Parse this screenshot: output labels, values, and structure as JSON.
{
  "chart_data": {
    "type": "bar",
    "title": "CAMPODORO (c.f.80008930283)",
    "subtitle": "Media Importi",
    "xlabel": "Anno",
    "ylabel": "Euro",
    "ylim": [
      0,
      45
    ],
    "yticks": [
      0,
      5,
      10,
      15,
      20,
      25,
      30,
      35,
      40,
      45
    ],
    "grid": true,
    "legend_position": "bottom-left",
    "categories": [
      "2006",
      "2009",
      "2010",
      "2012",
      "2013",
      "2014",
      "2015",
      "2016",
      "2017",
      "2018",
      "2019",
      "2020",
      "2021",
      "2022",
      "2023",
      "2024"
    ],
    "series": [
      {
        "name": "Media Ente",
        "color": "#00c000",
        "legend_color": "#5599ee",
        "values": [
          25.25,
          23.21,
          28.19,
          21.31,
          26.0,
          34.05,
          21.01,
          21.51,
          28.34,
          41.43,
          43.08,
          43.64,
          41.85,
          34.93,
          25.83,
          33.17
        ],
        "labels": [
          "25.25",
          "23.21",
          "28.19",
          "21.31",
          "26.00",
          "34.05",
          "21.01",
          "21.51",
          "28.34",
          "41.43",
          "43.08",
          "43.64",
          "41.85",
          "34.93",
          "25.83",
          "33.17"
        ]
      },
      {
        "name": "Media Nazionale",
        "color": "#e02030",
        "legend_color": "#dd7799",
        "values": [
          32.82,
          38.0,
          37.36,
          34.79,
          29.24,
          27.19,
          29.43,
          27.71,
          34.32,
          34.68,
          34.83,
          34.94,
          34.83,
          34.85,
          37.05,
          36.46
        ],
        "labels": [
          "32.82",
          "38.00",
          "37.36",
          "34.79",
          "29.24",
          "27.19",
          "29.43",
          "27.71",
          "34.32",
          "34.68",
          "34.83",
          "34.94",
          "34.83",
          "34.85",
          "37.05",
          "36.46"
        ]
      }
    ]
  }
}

+ + +

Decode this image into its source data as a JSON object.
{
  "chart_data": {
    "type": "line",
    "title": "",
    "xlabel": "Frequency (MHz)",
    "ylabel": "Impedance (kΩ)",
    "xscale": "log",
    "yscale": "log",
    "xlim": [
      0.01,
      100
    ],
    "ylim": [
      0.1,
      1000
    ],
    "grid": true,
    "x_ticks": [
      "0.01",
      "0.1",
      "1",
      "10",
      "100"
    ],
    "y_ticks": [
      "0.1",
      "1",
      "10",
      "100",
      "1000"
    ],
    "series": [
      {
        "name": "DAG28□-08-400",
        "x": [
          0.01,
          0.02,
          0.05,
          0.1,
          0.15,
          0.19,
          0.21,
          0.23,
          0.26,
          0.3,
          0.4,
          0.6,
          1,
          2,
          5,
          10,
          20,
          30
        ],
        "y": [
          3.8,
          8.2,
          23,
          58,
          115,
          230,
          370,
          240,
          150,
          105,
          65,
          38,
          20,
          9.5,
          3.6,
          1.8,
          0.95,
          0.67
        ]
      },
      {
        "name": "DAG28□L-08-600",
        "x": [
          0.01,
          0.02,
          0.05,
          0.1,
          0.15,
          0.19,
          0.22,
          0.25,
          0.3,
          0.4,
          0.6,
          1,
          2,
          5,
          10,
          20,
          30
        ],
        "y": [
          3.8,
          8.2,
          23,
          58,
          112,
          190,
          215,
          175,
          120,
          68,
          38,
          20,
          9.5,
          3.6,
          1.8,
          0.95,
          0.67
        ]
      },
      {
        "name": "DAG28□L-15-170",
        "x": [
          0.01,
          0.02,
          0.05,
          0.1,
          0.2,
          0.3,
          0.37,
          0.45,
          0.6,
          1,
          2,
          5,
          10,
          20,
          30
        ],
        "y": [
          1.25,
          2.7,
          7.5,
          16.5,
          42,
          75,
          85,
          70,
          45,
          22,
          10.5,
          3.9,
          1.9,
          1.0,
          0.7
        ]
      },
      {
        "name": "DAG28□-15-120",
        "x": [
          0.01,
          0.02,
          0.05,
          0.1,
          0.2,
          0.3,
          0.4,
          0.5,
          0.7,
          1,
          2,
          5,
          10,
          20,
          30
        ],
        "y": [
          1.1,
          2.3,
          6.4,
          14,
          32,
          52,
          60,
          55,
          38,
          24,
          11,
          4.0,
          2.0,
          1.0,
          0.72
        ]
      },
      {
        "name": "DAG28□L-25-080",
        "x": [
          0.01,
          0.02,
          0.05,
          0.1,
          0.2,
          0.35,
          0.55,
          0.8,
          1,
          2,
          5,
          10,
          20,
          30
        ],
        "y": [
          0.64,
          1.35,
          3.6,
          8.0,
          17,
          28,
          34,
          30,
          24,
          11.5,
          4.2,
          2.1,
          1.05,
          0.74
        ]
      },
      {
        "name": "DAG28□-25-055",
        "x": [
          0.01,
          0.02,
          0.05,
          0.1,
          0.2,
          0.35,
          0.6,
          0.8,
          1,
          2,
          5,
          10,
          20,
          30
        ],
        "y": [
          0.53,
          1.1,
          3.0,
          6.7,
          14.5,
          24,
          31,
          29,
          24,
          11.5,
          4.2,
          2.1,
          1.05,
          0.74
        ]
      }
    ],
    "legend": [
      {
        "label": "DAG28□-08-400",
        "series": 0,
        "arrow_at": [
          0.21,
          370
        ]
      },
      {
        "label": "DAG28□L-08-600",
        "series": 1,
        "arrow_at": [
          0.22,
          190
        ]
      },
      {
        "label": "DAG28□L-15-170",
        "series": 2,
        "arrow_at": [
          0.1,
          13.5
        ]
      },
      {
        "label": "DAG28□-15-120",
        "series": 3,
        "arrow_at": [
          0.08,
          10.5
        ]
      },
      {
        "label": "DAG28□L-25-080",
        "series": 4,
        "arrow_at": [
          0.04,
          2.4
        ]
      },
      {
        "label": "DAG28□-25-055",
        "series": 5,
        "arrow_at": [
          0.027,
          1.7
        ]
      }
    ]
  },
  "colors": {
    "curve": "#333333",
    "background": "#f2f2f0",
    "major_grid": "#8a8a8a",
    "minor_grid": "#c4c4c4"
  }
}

+ + +

Required task: Which lines of the material contain the string "Media"? List each of them.

Expected answer:
    "subtitle": "Media Importi",
        "name": "Media Ente",
        "name": "Media Nazionale",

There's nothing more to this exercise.